Task brief: Exclude the pictures; give every entry again exactly as written.
· · · ·
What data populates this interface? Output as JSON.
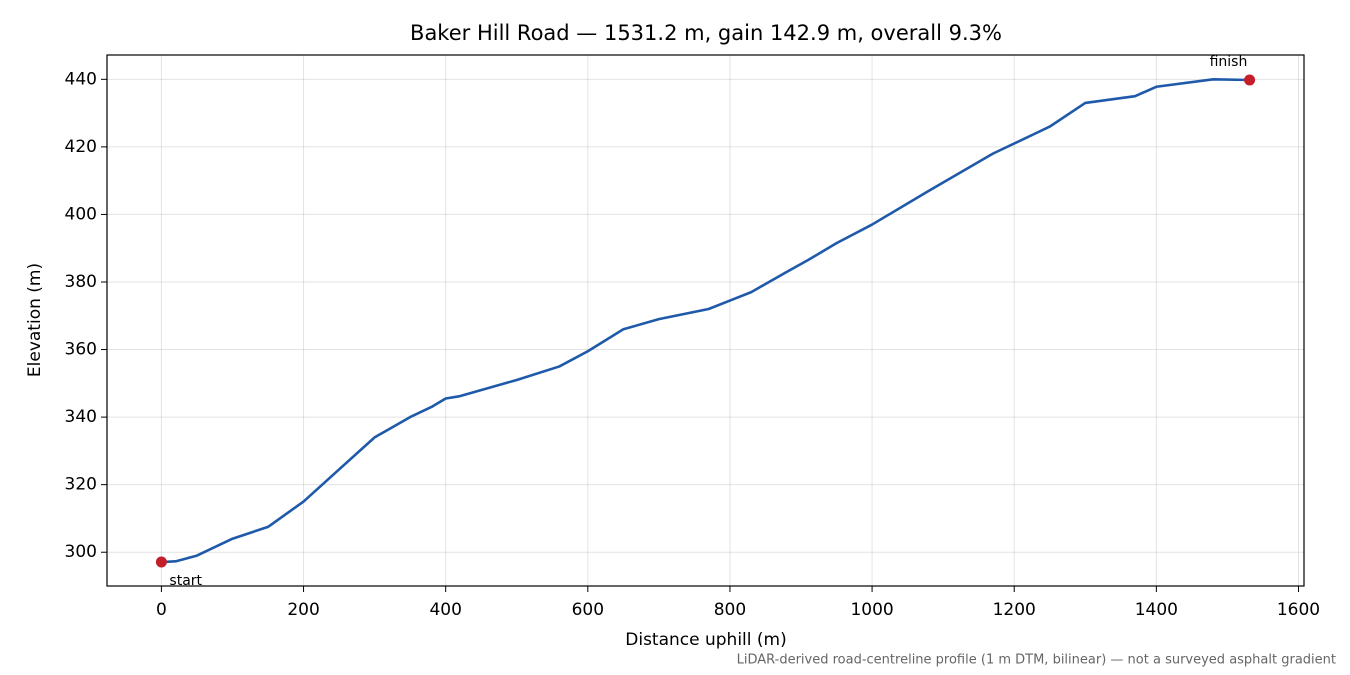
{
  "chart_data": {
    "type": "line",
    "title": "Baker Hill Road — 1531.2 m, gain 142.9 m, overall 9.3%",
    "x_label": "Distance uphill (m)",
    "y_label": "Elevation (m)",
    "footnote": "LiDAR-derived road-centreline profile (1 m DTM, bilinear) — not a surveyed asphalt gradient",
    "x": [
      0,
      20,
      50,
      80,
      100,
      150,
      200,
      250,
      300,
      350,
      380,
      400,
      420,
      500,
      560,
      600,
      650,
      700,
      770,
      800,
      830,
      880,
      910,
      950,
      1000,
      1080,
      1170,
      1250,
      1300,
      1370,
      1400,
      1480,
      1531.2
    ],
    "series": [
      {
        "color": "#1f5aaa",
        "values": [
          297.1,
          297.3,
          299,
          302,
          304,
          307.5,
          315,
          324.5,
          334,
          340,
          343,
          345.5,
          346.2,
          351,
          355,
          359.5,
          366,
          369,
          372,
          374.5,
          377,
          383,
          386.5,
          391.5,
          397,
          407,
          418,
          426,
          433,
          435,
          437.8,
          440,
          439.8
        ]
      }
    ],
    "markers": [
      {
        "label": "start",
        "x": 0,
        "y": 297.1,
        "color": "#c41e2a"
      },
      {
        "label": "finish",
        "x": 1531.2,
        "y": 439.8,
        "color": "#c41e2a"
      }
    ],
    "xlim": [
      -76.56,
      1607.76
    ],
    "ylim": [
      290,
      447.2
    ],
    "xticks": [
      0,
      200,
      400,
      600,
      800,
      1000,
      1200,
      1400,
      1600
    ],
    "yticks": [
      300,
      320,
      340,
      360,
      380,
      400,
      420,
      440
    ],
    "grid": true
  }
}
· · · ·
Solution to this problem:
What data populates this interface? Output as JSON.
{
  "chart_data": {
    "type": "line",
    "title": "Baker Hill Road — 1531.2 m, gain 142.9 m, overall 9.3%",
    "x_label": "Distance uphill (m)",
    "y_label": "Elevation (m)",
    "footnote": "LiDAR-derived road-centreline profile (1 m DTM, bilinear) — not a surveyed asphalt gradient",
    "x": [
      0,
      20,
      50,
      80,
      100,
      150,
      200,
      250,
      300,
      350,
      380,
      400,
      420,
      500,
      560,
      600,
      650,
      700,
      770,
      800,
      830,
      880,
      910,
      950,
      1000,
      1080,
      1170,
      1250,
      1300,
      1370,
      1400,
      1480,
      1531.2
    ],
    "series": [
      {
        "color": "#1f5aaa",
        "values": [
          297.1,
          297.3,
          299,
          302,
          304,
          307.5,
          315,
          324.5,
          334,
          340,
          343,
          345.5,
          346.2,
          351,
          355,
          359.5,
          366,
          369,
          372,
          374.5,
          377,
          383,
          386.5,
          391.5,
          397,
          407,
          418,
          426,
          433,
          435,
          437.8,
          440,
          439.8
        ]
      }
    ],
    "markers": [
      {
        "label": "start",
        "x": 0,
        "y": 297.1,
        "color": "#c41e2a"
      },
      {
        "label": "finish",
        "x": 1531.2,
        "y": 439.8,
        "color": "#c41e2a"
      }
    ],
    "xlim": [
      -76.56,
      1607.76
    ],
    "ylim": [
      290,
      447.2
    ],
    "xticks": [
      0,
      200,
      400,
      600,
      800,
      1000,
      1200,
      1400,
      1600
    ],
    "yticks": [
      300,
      320,
      340,
      360,
      380,
      400,
      420,
      440
    ],
    "grid": true
  }
}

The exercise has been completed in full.